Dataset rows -
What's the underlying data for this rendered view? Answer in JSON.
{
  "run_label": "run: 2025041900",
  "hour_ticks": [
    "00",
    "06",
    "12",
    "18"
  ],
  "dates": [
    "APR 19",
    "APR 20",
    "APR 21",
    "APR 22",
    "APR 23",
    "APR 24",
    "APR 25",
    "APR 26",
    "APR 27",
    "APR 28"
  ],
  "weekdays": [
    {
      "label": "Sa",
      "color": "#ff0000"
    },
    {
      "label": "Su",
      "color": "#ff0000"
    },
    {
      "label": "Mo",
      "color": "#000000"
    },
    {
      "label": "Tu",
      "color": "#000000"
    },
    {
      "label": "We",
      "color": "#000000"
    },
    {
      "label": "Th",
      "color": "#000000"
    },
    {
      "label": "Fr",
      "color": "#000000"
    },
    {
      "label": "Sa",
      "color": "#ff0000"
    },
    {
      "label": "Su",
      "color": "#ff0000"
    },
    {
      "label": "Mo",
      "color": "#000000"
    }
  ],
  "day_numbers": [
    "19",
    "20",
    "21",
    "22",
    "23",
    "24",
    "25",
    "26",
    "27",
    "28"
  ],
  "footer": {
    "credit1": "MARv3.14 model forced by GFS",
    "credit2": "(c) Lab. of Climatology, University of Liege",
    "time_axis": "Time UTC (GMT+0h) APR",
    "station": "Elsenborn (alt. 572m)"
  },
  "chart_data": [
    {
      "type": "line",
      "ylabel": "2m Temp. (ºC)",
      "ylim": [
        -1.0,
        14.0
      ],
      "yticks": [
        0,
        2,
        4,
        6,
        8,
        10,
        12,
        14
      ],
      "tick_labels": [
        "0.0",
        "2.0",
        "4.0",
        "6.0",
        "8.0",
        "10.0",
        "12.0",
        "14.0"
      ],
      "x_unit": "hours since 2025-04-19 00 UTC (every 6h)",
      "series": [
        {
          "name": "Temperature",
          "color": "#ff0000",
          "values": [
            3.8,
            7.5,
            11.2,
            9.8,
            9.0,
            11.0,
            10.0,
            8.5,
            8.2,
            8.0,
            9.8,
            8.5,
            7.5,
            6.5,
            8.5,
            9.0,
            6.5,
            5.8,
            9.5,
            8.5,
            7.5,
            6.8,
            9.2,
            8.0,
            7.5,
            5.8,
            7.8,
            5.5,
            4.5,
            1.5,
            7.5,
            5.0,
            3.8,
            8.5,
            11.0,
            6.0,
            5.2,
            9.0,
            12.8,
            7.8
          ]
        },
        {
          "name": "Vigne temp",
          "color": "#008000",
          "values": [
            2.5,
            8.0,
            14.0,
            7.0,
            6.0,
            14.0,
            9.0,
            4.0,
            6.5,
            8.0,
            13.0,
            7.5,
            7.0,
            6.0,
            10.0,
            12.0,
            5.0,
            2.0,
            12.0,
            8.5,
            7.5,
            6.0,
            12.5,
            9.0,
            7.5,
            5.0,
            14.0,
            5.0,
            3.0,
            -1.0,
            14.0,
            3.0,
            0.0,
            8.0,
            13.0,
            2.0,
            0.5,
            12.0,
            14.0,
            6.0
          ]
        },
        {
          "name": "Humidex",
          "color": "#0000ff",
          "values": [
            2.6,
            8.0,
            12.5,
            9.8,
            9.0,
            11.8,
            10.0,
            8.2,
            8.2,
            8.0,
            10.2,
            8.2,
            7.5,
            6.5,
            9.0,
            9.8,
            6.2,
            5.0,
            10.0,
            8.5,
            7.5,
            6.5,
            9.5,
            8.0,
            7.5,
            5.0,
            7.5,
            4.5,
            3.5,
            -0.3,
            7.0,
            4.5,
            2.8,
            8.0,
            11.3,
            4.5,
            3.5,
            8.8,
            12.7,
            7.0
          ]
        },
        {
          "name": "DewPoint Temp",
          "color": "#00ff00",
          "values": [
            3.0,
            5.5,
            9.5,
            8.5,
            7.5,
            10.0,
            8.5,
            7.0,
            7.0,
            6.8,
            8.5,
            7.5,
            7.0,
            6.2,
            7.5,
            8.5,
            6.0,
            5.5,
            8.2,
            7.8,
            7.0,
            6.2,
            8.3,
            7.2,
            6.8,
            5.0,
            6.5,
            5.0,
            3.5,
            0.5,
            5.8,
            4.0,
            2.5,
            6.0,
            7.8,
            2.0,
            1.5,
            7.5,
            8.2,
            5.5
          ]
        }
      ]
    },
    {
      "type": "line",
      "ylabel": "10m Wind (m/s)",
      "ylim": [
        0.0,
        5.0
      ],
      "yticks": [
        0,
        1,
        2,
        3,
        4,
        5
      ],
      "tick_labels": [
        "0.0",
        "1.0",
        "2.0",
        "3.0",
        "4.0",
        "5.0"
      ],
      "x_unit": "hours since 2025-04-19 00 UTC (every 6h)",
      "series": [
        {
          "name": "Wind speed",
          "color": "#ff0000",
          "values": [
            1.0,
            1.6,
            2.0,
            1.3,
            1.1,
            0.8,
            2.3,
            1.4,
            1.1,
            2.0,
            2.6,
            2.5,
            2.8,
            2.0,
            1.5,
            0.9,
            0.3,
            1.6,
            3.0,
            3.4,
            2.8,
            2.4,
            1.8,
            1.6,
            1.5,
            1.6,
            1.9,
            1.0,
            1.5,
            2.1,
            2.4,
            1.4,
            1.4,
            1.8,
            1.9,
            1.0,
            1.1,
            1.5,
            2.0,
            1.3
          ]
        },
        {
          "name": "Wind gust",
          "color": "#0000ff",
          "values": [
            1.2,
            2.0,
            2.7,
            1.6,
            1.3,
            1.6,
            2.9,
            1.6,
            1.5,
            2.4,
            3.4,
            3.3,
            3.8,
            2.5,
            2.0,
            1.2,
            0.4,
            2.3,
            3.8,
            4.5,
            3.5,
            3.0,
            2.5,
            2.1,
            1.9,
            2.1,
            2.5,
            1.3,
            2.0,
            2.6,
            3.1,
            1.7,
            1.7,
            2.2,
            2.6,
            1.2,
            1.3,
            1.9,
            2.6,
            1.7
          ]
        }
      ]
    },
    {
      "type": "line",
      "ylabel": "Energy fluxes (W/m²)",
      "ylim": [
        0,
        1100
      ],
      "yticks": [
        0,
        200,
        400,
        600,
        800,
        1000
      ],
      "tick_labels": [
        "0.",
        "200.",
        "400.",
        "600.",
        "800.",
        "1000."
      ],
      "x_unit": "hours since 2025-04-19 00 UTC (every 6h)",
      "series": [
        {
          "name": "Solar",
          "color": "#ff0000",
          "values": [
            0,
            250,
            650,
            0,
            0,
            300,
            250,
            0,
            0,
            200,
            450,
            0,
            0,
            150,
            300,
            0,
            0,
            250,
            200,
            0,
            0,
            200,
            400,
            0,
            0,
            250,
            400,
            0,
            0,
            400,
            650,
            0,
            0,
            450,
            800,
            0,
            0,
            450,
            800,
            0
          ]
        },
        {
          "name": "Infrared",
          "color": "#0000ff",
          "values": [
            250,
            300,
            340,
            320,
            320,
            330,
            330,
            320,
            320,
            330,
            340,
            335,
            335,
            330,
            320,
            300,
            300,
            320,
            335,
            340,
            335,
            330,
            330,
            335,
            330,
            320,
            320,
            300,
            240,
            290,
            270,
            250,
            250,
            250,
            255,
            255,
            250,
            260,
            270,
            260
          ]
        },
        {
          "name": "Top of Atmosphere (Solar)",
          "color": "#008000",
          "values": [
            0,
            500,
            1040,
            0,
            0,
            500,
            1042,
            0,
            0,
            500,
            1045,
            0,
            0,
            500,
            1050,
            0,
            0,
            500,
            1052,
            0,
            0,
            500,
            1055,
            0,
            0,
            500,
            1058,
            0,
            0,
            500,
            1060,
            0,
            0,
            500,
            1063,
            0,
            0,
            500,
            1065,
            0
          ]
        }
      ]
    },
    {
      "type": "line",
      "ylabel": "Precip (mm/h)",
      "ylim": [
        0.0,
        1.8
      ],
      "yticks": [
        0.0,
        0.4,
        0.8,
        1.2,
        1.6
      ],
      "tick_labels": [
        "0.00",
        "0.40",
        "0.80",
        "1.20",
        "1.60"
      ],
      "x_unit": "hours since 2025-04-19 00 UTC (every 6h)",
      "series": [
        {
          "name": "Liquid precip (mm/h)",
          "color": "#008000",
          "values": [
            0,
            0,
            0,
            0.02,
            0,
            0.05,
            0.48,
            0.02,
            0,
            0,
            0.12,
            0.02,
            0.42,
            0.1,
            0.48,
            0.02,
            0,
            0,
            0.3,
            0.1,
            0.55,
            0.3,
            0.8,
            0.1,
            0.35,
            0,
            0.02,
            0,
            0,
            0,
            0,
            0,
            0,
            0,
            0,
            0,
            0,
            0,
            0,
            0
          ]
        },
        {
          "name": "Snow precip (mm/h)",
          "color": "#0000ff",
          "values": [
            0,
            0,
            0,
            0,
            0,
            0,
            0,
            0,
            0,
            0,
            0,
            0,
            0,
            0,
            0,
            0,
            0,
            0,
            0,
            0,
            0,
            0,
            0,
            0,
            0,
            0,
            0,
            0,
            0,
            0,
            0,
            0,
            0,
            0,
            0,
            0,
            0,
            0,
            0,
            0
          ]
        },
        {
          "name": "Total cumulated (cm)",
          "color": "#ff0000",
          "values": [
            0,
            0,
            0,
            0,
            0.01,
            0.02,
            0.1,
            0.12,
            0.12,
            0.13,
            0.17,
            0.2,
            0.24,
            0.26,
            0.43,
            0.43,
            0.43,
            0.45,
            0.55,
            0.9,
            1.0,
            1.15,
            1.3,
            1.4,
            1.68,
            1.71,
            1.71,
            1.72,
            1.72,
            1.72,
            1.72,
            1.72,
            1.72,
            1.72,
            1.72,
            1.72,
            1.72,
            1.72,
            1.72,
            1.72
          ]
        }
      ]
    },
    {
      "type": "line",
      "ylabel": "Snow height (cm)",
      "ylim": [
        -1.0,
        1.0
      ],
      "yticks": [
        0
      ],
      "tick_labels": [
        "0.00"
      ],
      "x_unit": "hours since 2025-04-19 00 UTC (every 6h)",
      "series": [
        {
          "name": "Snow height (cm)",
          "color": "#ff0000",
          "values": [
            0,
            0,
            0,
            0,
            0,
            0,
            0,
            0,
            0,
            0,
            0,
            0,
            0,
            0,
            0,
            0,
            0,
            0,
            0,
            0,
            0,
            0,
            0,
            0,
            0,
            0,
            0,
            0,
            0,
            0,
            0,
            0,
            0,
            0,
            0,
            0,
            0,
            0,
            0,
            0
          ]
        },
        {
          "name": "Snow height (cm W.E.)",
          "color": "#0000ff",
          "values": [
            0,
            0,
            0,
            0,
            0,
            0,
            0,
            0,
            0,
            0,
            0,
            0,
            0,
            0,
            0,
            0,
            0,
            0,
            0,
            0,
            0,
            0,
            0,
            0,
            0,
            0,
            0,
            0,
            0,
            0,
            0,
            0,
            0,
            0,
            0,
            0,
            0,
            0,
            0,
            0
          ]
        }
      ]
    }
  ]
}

WHAT YOU NEED TO DO -
In the entries above, find every line holding the word "ylabel" and copy it out.

THE ANSWER -
      "ylabel": "2m Temp. (ºC)",
      "ylabel": "10m Wind (m/s)",
      "ylabel": "Energy fluxes (W/m²)",
      "ylabel": "Precip (mm/h)",
      "ylabel": "Snow height (cm)",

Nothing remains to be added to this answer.